**Exercise prompt:** Set down each line of the material that follows, exactly, with no pictures.

═════ Exercise data ═════

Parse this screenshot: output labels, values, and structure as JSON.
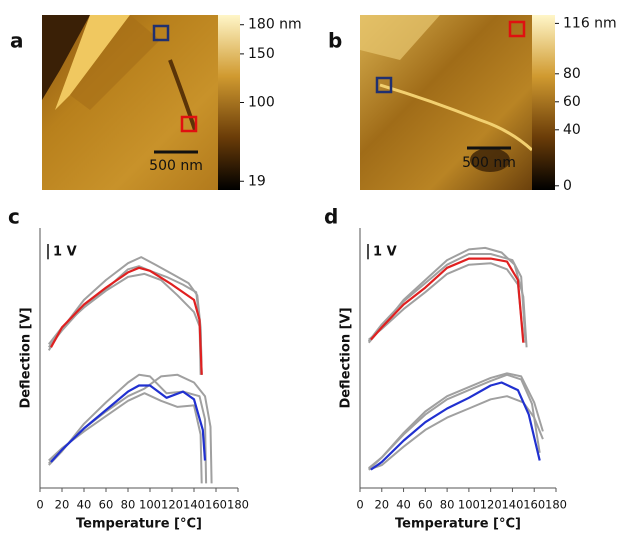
{
  "images": [
    {
      "label": "a",
      "scale_bar": "500 nm",
      "clim": [
        10,
        190
      ],
      "colorbar_ticks": [
        {
          "value": 180,
          "label": "180 nm"
        },
        150,
        100,
        19
      ]
    },
    {
      "label": "b",
      "scale_bar": "500 nm",
      "clim": [
        -3,
        122
      ],
      "colorbar_ticks": [
        {
          "value": 116,
          "label": "116 nm"
        },
        80,
        60,
        40,
        0
      ]
    }
  ],
  "chart_data": [
    {
      "type": "line",
      "label": "c",
      "x_label": "Temperature [°C]",
      "y_label": "Deflection [V]",
      "xlim": [
        0,
        180
      ],
      "xticks": [
        0,
        20,
        40,
        60,
        80,
        100,
        120,
        140,
        160,
        180
      ],
      "ylim": [
        0,
        17
      ],
      "scale_bar": {
        "value": 1,
        "label": "1 V"
      },
      "series": [
        {
          "color": "#a0a0a0",
          "x": [
            8,
            20,
            40,
            60,
            80,
            92,
            105,
            120,
            135,
            143,
            146,
            147
          ],
          "values": [
            9.0,
            10.4,
            12.3,
            13.6,
            14.7,
            15.1,
            14.6,
            14.0,
            13.4,
            12.6,
            10.5,
            7.4
          ]
        },
        {
          "color": "#a0a0a0",
          "x": [
            8,
            20,
            40,
            60,
            80,
            95,
            110,
            125,
            140,
            146,
            147
          ],
          "values": [
            9.4,
            10.5,
            11.8,
            12.9,
            13.8,
            14.0,
            13.6,
            12.6,
            11.5,
            10.4,
            7.4
          ]
        },
        {
          "color": "#a0a0a0",
          "x": [
            8,
            20,
            40,
            60,
            80,
            90,
            100,
            115,
            130,
            142,
            145,
            146
          ],
          "values": [
            9.2,
            10.3,
            11.9,
            13.0,
            14.3,
            14.5,
            14.2,
            13.8,
            13.3,
            12.8,
            11.0,
            7.4
          ]
        },
        {
          "color": "#e02020",
          "x": [
            10,
            20,
            40,
            60,
            80,
            90,
            100,
            120,
            140,
            145,
            147
          ],
          "values": [
            9.2,
            10.5,
            12.0,
            13.1,
            14.1,
            14.4,
            14.2,
            13.3,
            12.3,
            11.0,
            7.4
          ]
        },
        {
          "color": "#a0a0a0",
          "x": [
            8,
            20,
            40,
            60,
            80,
            90,
            100,
            115,
            130,
            145,
            150,
            151
          ],
          "values": [
            1.5,
            2.4,
            4.2,
            5.6,
            6.9,
            7.4,
            7.3,
            6.2,
            6.3,
            6.0,
            4.5,
            0.3
          ]
        },
        {
          "color": "#a0a0a0",
          "x": [
            8,
            20,
            40,
            60,
            80,
            95,
            110,
            125,
            140,
            150,
            155,
            156
          ],
          "values": [
            1.6,
            2.5,
            3.9,
            5.0,
            6.0,
            6.5,
            7.3,
            7.4,
            6.9,
            6.0,
            4.0,
            0.3
          ]
        },
        {
          "color": "#a0a0a0",
          "x": [
            8,
            20,
            40,
            60,
            80,
            95,
            110,
            125,
            140,
            146,
            147
          ],
          "values": [
            1.8,
            2.6,
            3.7,
            4.7,
            5.7,
            6.2,
            5.7,
            5.3,
            5.4,
            3.5,
            0.3
          ]
        },
        {
          "color": "#2030d0",
          "x": [
            10,
            20,
            40,
            60,
            80,
            90,
            100,
            115,
            130,
            140,
            148,
            150
          ],
          "values": [
            1.7,
            2.5,
            3.9,
            5.1,
            6.3,
            6.7,
            6.7,
            5.9,
            6.3,
            5.8,
            3.8,
            1.8
          ]
        }
      ]
    },
    {
      "type": "line",
      "label": "d",
      "x_label": "Temperature [°C]",
      "y_label": "Deflection [V]",
      "xlim": [
        0,
        180
      ],
      "xticks": [
        0,
        20,
        40,
        60,
        80,
        100,
        120,
        140,
        160,
        180
      ],
      "ylim": [
        0,
        17
      ],
      "scale_bar": {
        "value": 1,
        "label": "1 V"
      },
      "series": [
        {
          "color": "#a0a0a0",
          "x": [
            8,
            20,
            40,
            60,
            80,
            100,
            115,
            130,
            142,
            150,
            153
          ],
          "values": [
            9.5,
            10.5,
            12.3,
            13.6,
            14.9,
            15.6,
            15.7,
            15.4,
            14.6,
            12.5,
            9.2
          ]
        },
        {
          "color": "#a0a0a0",
          "x": [
            8,
            20,
            40,
            60,
            80,
            100,
            120,
            135,
            145,
            150
          ],
          "values": [
            9.7,
            10.4,
            11.7,
            12.8,
            14.0,
            14.6,
            14.7,
            14.3,
            13.3,
            9.8
          ]
        },
        {
          "color": "#a0a0a0",
          "x": [
            8,
            20,
            40,
            60,
            80,
            100,
            120,
            140,
            148,
            152
          ],
          "values": [
            9.6,
            10.7,
            12.2,
            13.4,
            14.6,
            15.3,
            15.3,
            14.9,
            13.8,
            9.5
          ]
        },
        {
          "color": "#e02020",
          "x": [
            10,
            20,
            40,
            60,
            80,
            100,
            120,
            135,
            145,
            150
          ],
          "values": [
            9.7,
            10.5,
            12.0,
            13.1,
            14.4,
            15.0,
            15.0,
            14.8,
            13.6,
            9.5
          ]
        },
        {
          "color": "#a0a0a0",
          "x": [
            8,
            20,
            40,
            60,
            80,
            100,
            120,
            135,
            148,
            160,
            168
          ],
          "values": [
            1.3,
            2.0,
            3.6,
            5.0,
            6.0,
            6.6,
            7.2,
            7.5,
            7.3,
            5.6,
            3.7
          ]
        },
        {
          "color": "#a0a0a0",
          "x": [
            8,
            20,
            40,
            60,
            80,
            100,
            120,
            135,
            150,
            160,
            168
          ],
          "values": [
            1.2,
            1.5,
            2.7,
            3.8,
            4.6,
            5.2,
            5.8,
            6.0,
            5.6,
            4.6,
            3.2
          ]
        },
        {
          "color": "#a0a0a0",
          "x": [
            8,
            20,
            40,
            60,
            80,
            100,
            120,
            135,
            148,
            158,
            165
          ],
          "values": [
            1.2,
            2.0,
            3.5,
            4.8,
            5.8,
            6.4,
            7.0,
            7.4,
            7.1,
            5.5,
            2.3
          ]
        },
        {
          "color": "#2030d0",
          "x": [
            10,
            20,
            40,
            60,
            80,
            100,
            120,
            130,
            145,
            155,
            165
          ],
          "values": [
            1.2,
            1.7,
            3.1,
            4.3,
            5.2,
            5.9,
            6.7,
            6.9,
            6.4,
            4.8,
            1.8
          ]
        }
      ]
    }
  ]
}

═════

**Exercise response:**
Parse this screenshot: output labels, values, and structure as JSON.
{
  "images": [
    {
      "label": "a",
      "scale_bar": "500 nm",
      "clim": [
        10,
        190
      ],
      "colorbar_ticks": [
        {
          "value": 180,
          "label": "180 nm"
        },
        150,
        100,
        19
      ]
    },
    {
      "label": "b",
      "scale_bar": "500 nm",
      "clim": [
        -3,
        122
      ],
      "colorbar_ticks": [
        {
          "value": 116,
          "label": "116 nm"
        },
        80,
        60,
        40,
        0
      ]
    }
  ],
  "chart_data": [
    {
      "type": "line",
      "label": "c",
      "x_label": "Temperature [°C]",
      "y_label": "Deflection [V]",
      "xlim": [
        0,
        180
      ],
      "xticks": [
        0,
        20,
        40,
        60,
        80,
        100,
        120,
        140,
        160,
        180
      ],
      "ylim": [
        0,
        17
      ],
      "scale_bar": {
        "value": 1,
        "label": "1 V"
      },
      "series": [
        {
          "color": "#a0a0a0",
          "x": [
            8,
            20,
            40,
            60,
            80,
            92,
            105,
            120,
            135,
            143,
            146,
            147
          ],
          "values": [
            9.0,
            10.4,
            12.3,
            13.6,
            14.7,
            15.1,
            14.6,
            14.0,
            13.4,
            12.6,
            10.5,
            7.4
          ]
        },
        {
          "color": "#a0a0a0",
          "x": [
            8,
            20,
            40,
            60,
            80,
            95,
            110,
            125,
            140,
            146,
            147
          ],
          "values": [
            9.4,
            10.5,
            11.8,
            12.9,
            13.8,
            14.0,
            13.6,
            12.6,
            11.5,
            10.4,
            7.4
          ]
        },
        {
          "color": "#a0a0a0",
          "x": [
            8,
            20,
            40,
            60,
            80,
            90,
            100,
            115,
            130,
            142,
            145,
            146
          ],
          "values": [
            9.2,
            10.3,
            11.9,
            13.0,
            14.3,
            14.5,
            14.2,
            13.8,
            13.3,
            12.8,
            11.0,
            7.4
          ]
        },
        {
          "color": "#e02020",
          "x": [
            10,
            20,
            40,
            60,
            80,
            90,
            100,
            120,
            140,
            145,
            147
          ],
          "values": [
            9.2,
            10.5,
            12.0,
            13.1,
            14.1,
            14.4,
            14.2,
            13.3,
            12.3,
            11.0,
            7.4
          ]
        },
        {
          "color": "#a0a0a0",
          "x": [
            8,
            20,
            40,
            60,
            80,
            90,
            100,
            115,
            130,
            145,
            150,
            151
          ],
          "values": [
            1.5,
            2.4,
            4.2,
            5.6,
            6.9,
            7.4,
            7.3,
            6.2,
            6.3,
            6.0,
            4.5,
            0.3
          ]
        },
        {
          "color": "#a0a0a0",
          "x": [
            8,
            20,
            40,
            60,
            80,
            95,
            110,
            125,
            140,
            150,
            155,
            156
          ],
          "values": [
            1.6,
            2.5,
            3.9,
            5.0,
            6.0,
            6.5,
            7.3,
            7.4,
            6.9,
            6.0,
            4.0,
            0.3
          ]
        },
        {
          "color": "#a0a0a0",
          "x": [
            8,
            20,
            40,
            60,
            80,
            95,
            110,
            125,
            140,
            146,
            147
          ],
          "values": [
            1.8,
            2.6,
            3.7,
            4.7,
            5.7,
            6.2,
            5.7,
            5.3,
            5.4,
            3.5,
            0.3
          ]
        },
        {
          "color": "#2030d0",
          "x": [
            10,
            20,
            40,
            60,
            80,
            90,
            100,
            115,
            130,
            140,
            148,
            150
          ],
          "values": [
            1.7,
            2.5,
            3.9,
            5.1,
            6.3,
            6.7,
            6.7,
            5.9,
            6.3,
            5.8,
            3.8,
            1.8
          ]
        }
      ]
    },
    {
      "type": "line",
      "label": "d",
      "x_label": "Temperature [°C]",
      "y_label": "Deflection [V]",
      "xlim": [
        0,
        180
      ],
      "xticks": [
        0,
        20,
        40,
        60,
        80,
        100,
        120,
        140,
        160,
        180
      ],
      "ylim": [
        0,
        17
      ],
      "scale_bar": {
        "value": 1,
        "label": "1 V"
      },
      "series": [
        {
          "color": "#a0a0a0",
          "x": [
            8,
            20,
            40,
            60,
            80,
            100,
            115,
            130,
            142,
            150,
            153
          ],
          "values": [
            9.5,
            10.5,
            12.3,
            13.6,
            14.9,
            15.6,
            15.7,
            15.4,
            14.6,
            12.5,
            9.2
          ]
        },
        {
          "color": "#a0a0a0",
          "x": [
            8,
            20,
            40,
            60,
            80,
            100,
            120,
            135,
            145,
            150
          ],
          "values": [
            9.7,
            10.4,
            11.7,
            12.8,
            14.0,
            14.6,
            14.7,
            14.3,
            13.3,
            9.8
          ]
        },
        {
          "color": "#a0a0a0",
          "x": [
            8,
            20,
            40,
            60,
            80,
            100,
            120,
            140,
            148,
            152
          ],
          "values": [
            9.6,
            10.7,
            12.2,
            13.4,
            14.6,
            15.3,
            15.3,
            14.9,
            13.8,
            9.5
          ]
        },
        {
          "color": "#e02020",
          "x": [
            10,
            20,
            40,
            60,
            80,
            100,
            120,
            135,
            145,
            150
          ],
          "values": [
            9.7,
            10.5,
            12.0,
            13.1,
            14.4,
            15.0,
            15.0,
            14.8,
            13.6,
            9.5
          ]
        },
        {
          "color": "#a0a0a0",
          "x": [
            8,
            20,
            40,
            60,
            80,
            100,
            120,
            135,
            148,
            160,
            168
          ],
          "values": [
            1.3,
            2.0,
            3.6,
            5.0,
            6.0,
            6.6,
            7.2,
            7.5,
            7.3,
            5.6,
            3.7
          ]
        },
        {
          "color": "#a0a0a0",
          "x": [
            8,
            20,
            40,
            60,
            80,
            100,
            120,
            135,
            150,
            160,
            168
          ],
          "values": [
            1.2,
            1.5,
            2.7,
            3.8,
            4.6,
            5.2,
            5.8,
            6.0,
            5.6,
            4.6,
            3.2
          ]
        },
        {
          "color": "#a0a0a0",
          "x": [
            8,
            20,
            40,
            60,
            80,
            100,
            120,
            135,
            148,
            158,
            165
          ],
          "values": [
            1.2,
            2.0,
            3.5,
            4.8,
            5.8,
            6.4,
            7.0,
            7.4,
            7.1,
            5.5,
            2.3
          ]
        },
        {
          "color": "#2030d0",
          "x": [
            10,
            20,
            40,
            60,
            80,
            100,
            120,
            130,
            145,
            155,
            165
          ],
          "values": [
            1.2,
            1.7,
            3.1,
            4.3,
            5.2,
            5.9,
            6.7,
            6.9,
            6.4,
            4.8,
            1.8
          ]
        }
      ]
    }
  ]
}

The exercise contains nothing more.